### WRITTEN INSTRUCTION
Can the data below be set down again exactly, line for line?

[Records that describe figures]
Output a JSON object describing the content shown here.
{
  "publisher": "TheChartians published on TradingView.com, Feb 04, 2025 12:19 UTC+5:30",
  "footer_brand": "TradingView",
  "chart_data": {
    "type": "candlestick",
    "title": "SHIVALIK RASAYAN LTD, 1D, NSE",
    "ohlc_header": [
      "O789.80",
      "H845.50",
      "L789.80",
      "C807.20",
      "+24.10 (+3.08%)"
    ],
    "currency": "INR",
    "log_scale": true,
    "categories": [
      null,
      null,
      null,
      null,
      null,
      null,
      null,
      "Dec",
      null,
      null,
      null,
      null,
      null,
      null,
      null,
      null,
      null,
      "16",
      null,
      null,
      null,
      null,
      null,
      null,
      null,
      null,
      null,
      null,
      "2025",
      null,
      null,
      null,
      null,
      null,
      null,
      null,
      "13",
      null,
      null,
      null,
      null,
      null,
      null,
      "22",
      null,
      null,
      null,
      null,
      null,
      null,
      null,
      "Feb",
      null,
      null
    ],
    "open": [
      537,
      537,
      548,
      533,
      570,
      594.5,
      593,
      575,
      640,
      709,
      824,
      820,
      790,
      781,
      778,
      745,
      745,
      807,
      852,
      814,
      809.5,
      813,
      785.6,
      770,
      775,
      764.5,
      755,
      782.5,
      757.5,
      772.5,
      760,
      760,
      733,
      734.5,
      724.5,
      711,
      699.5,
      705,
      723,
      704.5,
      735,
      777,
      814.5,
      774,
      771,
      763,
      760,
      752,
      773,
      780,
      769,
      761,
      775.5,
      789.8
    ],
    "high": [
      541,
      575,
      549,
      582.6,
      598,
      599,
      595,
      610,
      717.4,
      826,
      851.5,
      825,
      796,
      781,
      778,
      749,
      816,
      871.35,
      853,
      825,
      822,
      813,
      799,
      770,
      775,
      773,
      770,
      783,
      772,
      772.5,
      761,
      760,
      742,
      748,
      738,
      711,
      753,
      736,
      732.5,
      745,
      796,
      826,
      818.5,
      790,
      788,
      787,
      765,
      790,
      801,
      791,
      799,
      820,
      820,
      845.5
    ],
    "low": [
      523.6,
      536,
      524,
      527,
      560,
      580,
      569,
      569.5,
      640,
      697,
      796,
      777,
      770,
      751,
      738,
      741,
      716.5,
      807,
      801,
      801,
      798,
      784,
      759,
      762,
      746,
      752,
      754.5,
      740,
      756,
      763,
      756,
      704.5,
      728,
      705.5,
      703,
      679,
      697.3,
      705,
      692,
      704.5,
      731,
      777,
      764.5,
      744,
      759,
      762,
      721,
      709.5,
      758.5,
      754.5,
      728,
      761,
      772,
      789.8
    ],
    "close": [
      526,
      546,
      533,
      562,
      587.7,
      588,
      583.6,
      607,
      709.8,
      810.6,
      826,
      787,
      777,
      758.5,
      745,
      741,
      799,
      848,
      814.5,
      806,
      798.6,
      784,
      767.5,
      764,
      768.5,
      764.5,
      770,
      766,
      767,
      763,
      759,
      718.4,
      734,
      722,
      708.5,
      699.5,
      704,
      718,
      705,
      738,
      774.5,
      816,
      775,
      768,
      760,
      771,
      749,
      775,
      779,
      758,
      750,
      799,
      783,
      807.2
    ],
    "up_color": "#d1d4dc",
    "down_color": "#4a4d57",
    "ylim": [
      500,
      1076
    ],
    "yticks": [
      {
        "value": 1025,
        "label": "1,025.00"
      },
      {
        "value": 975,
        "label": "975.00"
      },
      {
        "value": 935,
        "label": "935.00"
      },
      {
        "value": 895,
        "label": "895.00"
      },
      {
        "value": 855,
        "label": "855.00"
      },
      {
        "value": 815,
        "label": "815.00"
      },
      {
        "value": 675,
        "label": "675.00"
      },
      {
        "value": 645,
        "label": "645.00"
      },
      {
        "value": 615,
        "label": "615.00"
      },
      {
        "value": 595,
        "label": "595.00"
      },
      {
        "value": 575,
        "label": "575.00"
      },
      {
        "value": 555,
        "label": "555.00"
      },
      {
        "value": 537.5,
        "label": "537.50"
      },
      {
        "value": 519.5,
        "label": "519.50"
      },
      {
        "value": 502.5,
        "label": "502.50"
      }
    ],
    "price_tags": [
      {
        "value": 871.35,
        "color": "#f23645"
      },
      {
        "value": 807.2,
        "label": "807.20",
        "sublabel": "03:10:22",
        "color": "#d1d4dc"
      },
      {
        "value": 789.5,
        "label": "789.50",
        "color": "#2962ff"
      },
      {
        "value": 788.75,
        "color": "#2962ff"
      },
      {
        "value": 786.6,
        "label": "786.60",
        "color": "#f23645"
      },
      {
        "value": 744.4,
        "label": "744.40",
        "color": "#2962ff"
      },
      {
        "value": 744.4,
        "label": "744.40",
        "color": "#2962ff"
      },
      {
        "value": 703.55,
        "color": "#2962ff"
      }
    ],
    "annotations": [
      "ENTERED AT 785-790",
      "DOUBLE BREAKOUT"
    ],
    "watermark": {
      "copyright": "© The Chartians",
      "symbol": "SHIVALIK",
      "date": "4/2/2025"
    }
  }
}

### EXPECTED ANSWER
Output a JSON object describing the content shown here.
{
  "publisher": "TheChartians published on TradingView.com, Feb 04, 2025 12:19 UTC+5:30",
  "footer_brand": "TradingView",
  "chart_data": {
    "type": "candlestick",
    "title": "SHIVALIK RASAYAN LTD, 1D, NSE",
    "ohlc_header": [
      "O789.80",
      "H845.50",
      "L789.80",
      "C807.20",
      "+24.10 (+3.08%)"
    ],
    "currency": "INR",
    "log_scale": true,
    "categories": [
      null,
      null,
      null,
      null,
      null,
      null,
      null,
      "Dec",
      null,
      null,
      null,
      null,
      null,
      null,
      null,
      null,
      null,
      "16",
      null,
      null,
      null,
      null,
      null,
      null,
      null,
      null,
      null,
      null,
      "2025",
      null,
      null,
      null,
      null,
      null,
      null,
      null,
      "13",
      null,
      null,
      null,
      null,
      null,
      null,
      "22",
      null,
      null,
      null,
      null,
      null,
      null,
      null,
      "Feb",
      null,
      null
    ],
    "open": [
      537,
      537,
      548,
      533,
      570,
      594.5,
      593,
      575,
      640,
      709,
      824,
      820,
      790,
      781,
      778,
      745,
      745,
      807,
      852,
      814,
      809.5,
      813,
      785.6,
      770,
      775,
      764.5,
      755,
      782.5,
      757.5,
      772.5,
      760,
      760,
      733,
      734.5,
      724.5,
      711,
      699.5,
      705,
      723,
      704.5,
      735,
      777,
      814.5,
      774,
      771,
      763,
      760,
      752,
      773,
      780,
      769,
      761,
      775.5,
      789.8
    ],
    "high": [
      541,
      575,
      549,
      582.6,
      598,
      599,
      595,
      610,
      717.4,
      826,
      851.5,
      825,
      796,
      781,
      778,
      749,
      816,
      871.35,
      853,
      825,
      822,
      813,
      799,
      770,
      775,
      773,
      770,
      783,
      772,
      772.5,
      761,
      760,
      742,
      748,
      738,
      711,
      753,
      736,
      732.5,
      745,
      796,
      826,
      818.5,
      790,
      788,
      787,
      765,
      790,
      801,
      791,
      799,
      820,
      820,
      845.5
    ],
    "low": [
      523.6,
      536,
      524,
      527,
      560,
      580,
      569,
      569.5,
      640,
      697,
      796,
      777,
      770,
      751,
      738,
      741,
      716.5,
      807,
      801,
      801,
      798,
      784,
      759,
      762,
      746,
      752,
      754.5,
      740,
      756,
      763,
      756,
      704.5,
      728,
      705.5,
      703,
      679,
      697.3,
      705,
      692,
      704.5,
      731,
      777,
      764.5,
      744,
      759,
      762,
      721,
      709.5,
      758.5,
      754.5,
      728,
      761,
      772,
      789.8
    ],
    "close": [
      526,
      546,
      533,
      562,
      587.7,
      588,
      583.6,
      607,
      709.8,
      810.6,
      826,
      787,
      777,
      758.5,
      745,
      741,
      799,
      848,
      814.5,
      806,
      798.6,
      784,
      767.5,
      764,
      768.5,
      764.5,
      770,
      766,
      767,
      763,
      759,
      718.4,
      734,
      722,
      708.5,
      699.5,
      704,
      718,
      705,
      738,
      774.5,
      816,
      775,
      768,
      760,
      771,
      749,
      775,
      779,
      758,
      750,
      799,
      783,
      807.2
    ],
    "up_color": "#d1d4dc",
    "down_color": "#4a4d57",
    "ylim": [
      500,
      1076
    ],
    "yticks": [
      {
        "value": 1025,
        "label": "1,025.00"
      },
      {
        "value": 975,
        "label": "975.00"
      },
      {
        "value": 935,
        "label": "935.00"
      },
      {
        "value": 895,
        "label": "895.00"
      },
      {
        "value": 855,
        "label": "855.00"
      },
      {
        "value": 815,
        "label": "815.00"
      },
      {
        "value": 675,
        "label": "675.00"
      },
      {
        "value": 645,
        "label": "645.00"
      },
      {
        "value": 615,
        "label": "615.00"
      },
      {
        "value": 595,
        "label": "595.00"
      },
      {
        "value": 575,
        "label": "575.00"
      },
      {
        "value": 555,
        "label": "555.00"
      },
      {
        "value": 537.5,
        "label": "537.50"
      },
      {
        "value": 519.5,
        "label": "519.50"
      },
      {
        "value": 502.5,
        "label": "502.50"
      }
    ],
    "price_tags": [
      {
        "value": 871.35,
        "color": "#f23645"
      },
      {
        "value": 807.2,
        "label": "807.20",
        "sublabel": "03:10:22",
        "color": "#d1d4dc"
      },
      {
        "value": 789.5,
        "label": "789.50",
        "color": "#2962ff"
      },
      {
        "value": 788.75,
        "color": "#2962ff"
      },
      {
        "value": 786.6,
        "label": "786.60",
        "color": "#f23645"
      },
      {
        "value": 744.4,
        "label": "744.40",
        "color": "#2962ff"
      },
      {
        "value": 744.4,
        "label": "744.40",
        "color": "#2962ff"
      },
      {
        "value": 703.55,
        "color": "#2962ff"
      }
    ],
    "annotations": [
      "ENTERED AT 785-790",
      "DOUBLE BREAKOUT"
    ],
    "watermark": {
      "copyright": "© The Chartians",
      "symbol": "SHIVALIK",
      "date": "4/2/2025"
    }
  }
}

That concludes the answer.